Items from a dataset

——

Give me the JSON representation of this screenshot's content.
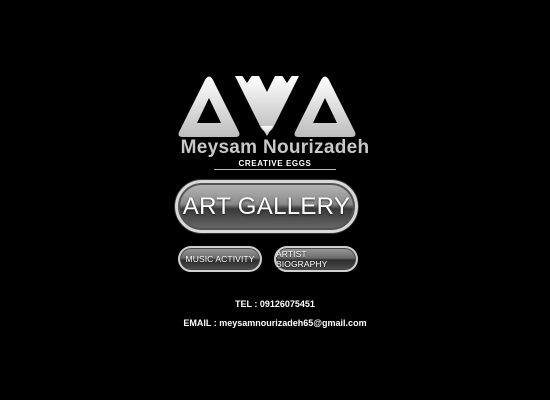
{
  "brand": {
    "name": "Meysam Nourizadeh",
    "tagline": "CREATIVE EGGS",
    "logo_icon": "ava-monogram-logo"
  },
  "nav": {
    "art_gallery": "ART GALLERY",
    "music_activity": "MUSIC ACTIVITY",
    "artist_biography": "ARTIST BIOGRAPHY"
  },
  "contact": {
    "tel": "TEL : 09126075451",
    "email": "EMAIL : meysamnourizadeh65@gmail.com"
  },
  "colors": {
    "background": "#000000",
    "text": "#ffffff",
    "brand_text": "#c8c8c8"
  }
}
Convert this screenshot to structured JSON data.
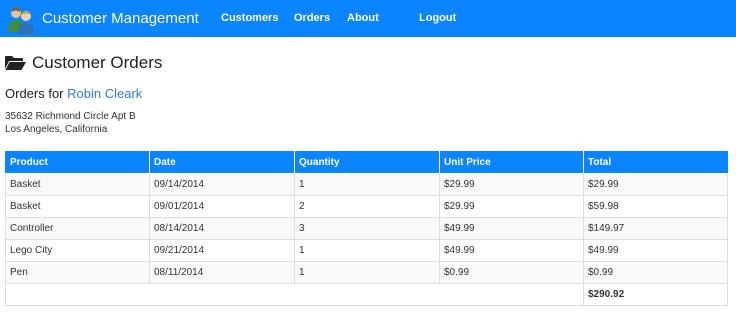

——

INSTRUCTION: Write the records above out again exactly, with no pictures in your copy.

CORRECT OUTPUT:
Give me the JSON representation of this screenshot's content.
{
  "brand": {
    "name": "Meysam Nourizadeh",
    "tagline": "CREATIVE EGGS",
    "logo_icon": "ava-monogram-logo"
  },
  "nav": {
    "art_gallery": "ART GALLERY",
    "music_activity": "MUSIC ACTIVITY",
    "artist_biography": "ARTIST BIOGRAPHY"
  },
  "contact": {
    "tel": "TEL : 09126075451",
    "email": "EMAIL : meysamnourizadeh65@gmail.com"
  },
  "colors": {
    "background": "#000000",
    "text": "#ffffff",
    "brand_text": "#c8c8c8"
  }
}
Convert this screenshot to structured JSON data.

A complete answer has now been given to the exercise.